Write out each line word for word. Drop pictures.
━━━━━━━━
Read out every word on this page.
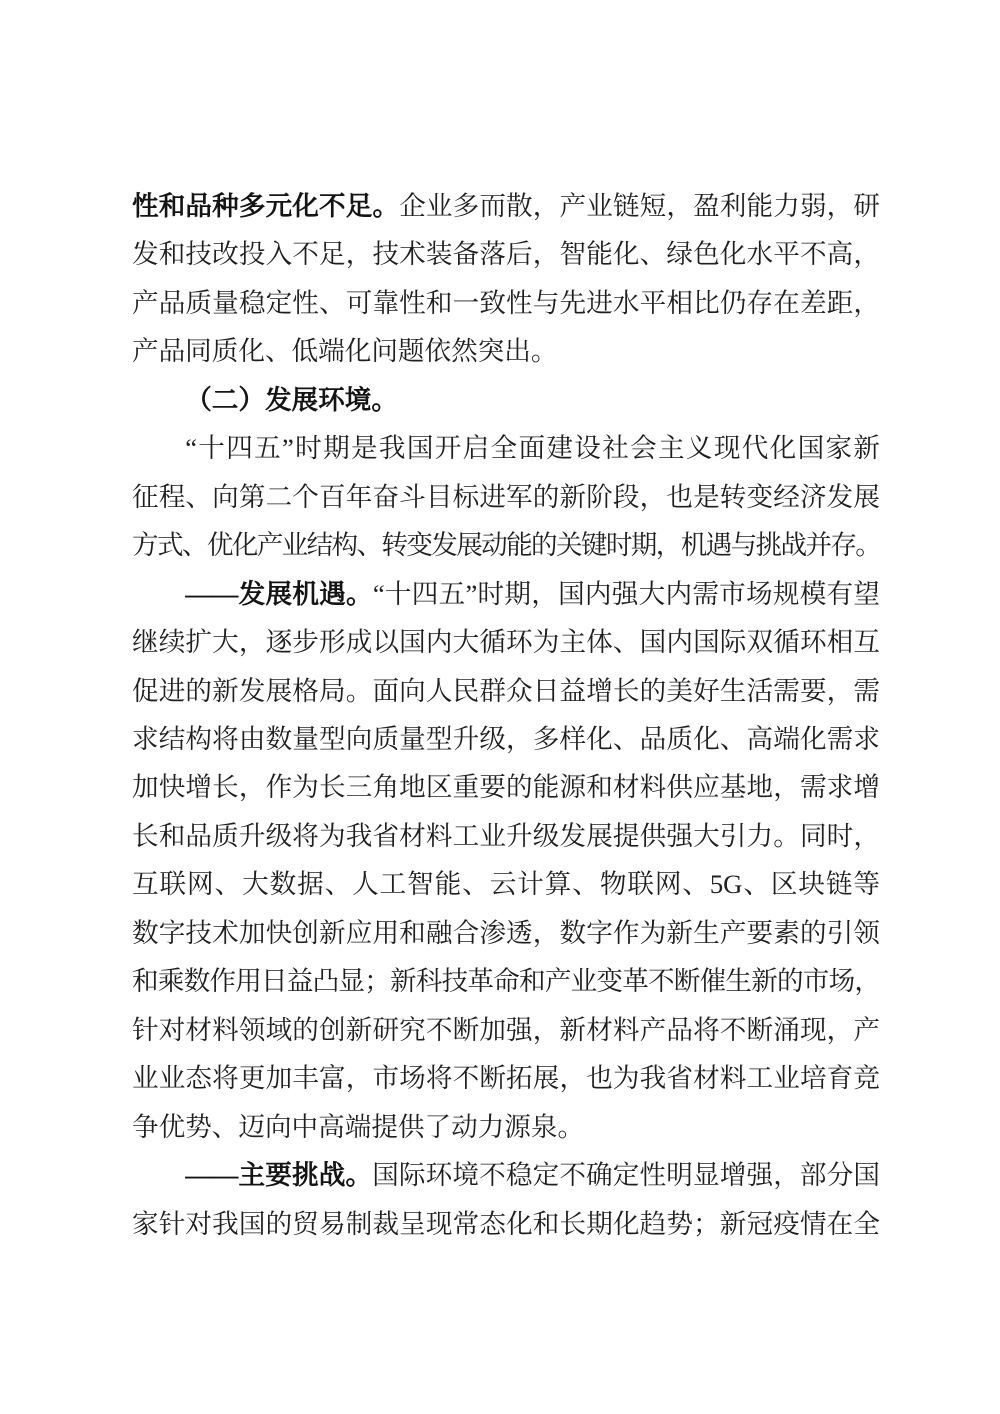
性和品种多元化不足。企业多而散，产业链短，盈利能力弱，研
发和技改投入不足，技术装备落后，智能化、绿色化水平不高，
产品质量稳定性、可靠性和一致性与先进水平相比仍存在差距，
产品同质化、低端化问题依然突出。
（二）发展环境。
“十四五”时期是我国开启全面建设社会主义现代化国家新
征程、向第二个百年奋斗目标进军的新阶段，也是转变经济发展
方式、优化产业结构、转变发展动能的关键时期，机遇与挑战并存。
——发展机遇。“十四五”时期，国内强大内需市场规模有望
继续扩大，逐步形成以国内大循环为主体、国内国际双循环相互
促进的新发展格局。面向人民群众日益增长的美好生活需要，需
求结构将由数量型向质量型升级，多样化、品质化、高端化需求
加快增长，作为长三角地区重要的能源和材料供应基地，需求增
长和品质升级将为我省材料工业升级发展提供强大引力。同时，
互联网、大数据、人工智能、云计算、物联网、5G、区块链等
数字技术加快创新应用和融合渗透，数字作为新生产要素的引领
和乘数作用日益凸显；新科技革命和产业变革不断催生新的市场，
针对材料领域的创新研究不断加强，新材料产品将不断涌现，产
业业态将更加丰富，市场将不断拓展，也为我省材料工业培育竞
争优势、迈向中高端提供了动力源泉。
——主要挑战。国际环境不稳定不确定性明显增强，部分国
家针对我国的贸易制裁呈现常态化和长期化趋势；新冠疫情在全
━━━━━━━━
▶ _TASK RESULT_:
Read out every word on this page.
性和品种多元化不足。企业多而散，产业链短，盈利能力弱，研
发和技改投入不足，技术装备落后，智能化、绿色化水平不高，
产品质量稳定性、可靠性和一致性与先进水平相比仍存在差距，
产品同质化、低端化问题依然突出。
（二）发展环境。
“十四五”时期是我国开启全面建设社会主义现代化国家新
征程、向第二个百年奋斗目标进军的新阶段，也是转变经济发展
方式、优化产业结构、转变发展动能的关键时期，机遇与挑战并存。
——发展机遇。“十四五”时期，国内强大内需市场规模有望
继续扩大，逐步形成以国内大循环为主体、国内国际双循环相互
促进的新发展格局。面向人民群众日益增长的美好生活需要，需
求结构将由数量型向质量型升级，多样化、品质化、高端化需求
加快增长，作为长三角地区重要的能源和材料供应基地，需求增
长和品质升级将为我省材料工业升级发展提供强大引力。同时，
互联网、大数据、人工智能、云计算、物联网、5G、区块链等
数字技术加快创新应用和融合渗透，数字作为新生产要素的引领
和乘数作用日益凸显；新科技革命和产业变革不断催生新的市场，
针对材料领域的创新研究不断加强，新材料产品将不断涌现，产
业业态将更加丰富，市场将不断拓展，也为我省材料工业培育竞
争优势、迈向中高端提供了动力源泉。
——主要挑战。国际环境不稳定不确定性明显增强，部分国
家针对我国的贸易制裁呈现常态化和长期化趋势；新冠疫情在全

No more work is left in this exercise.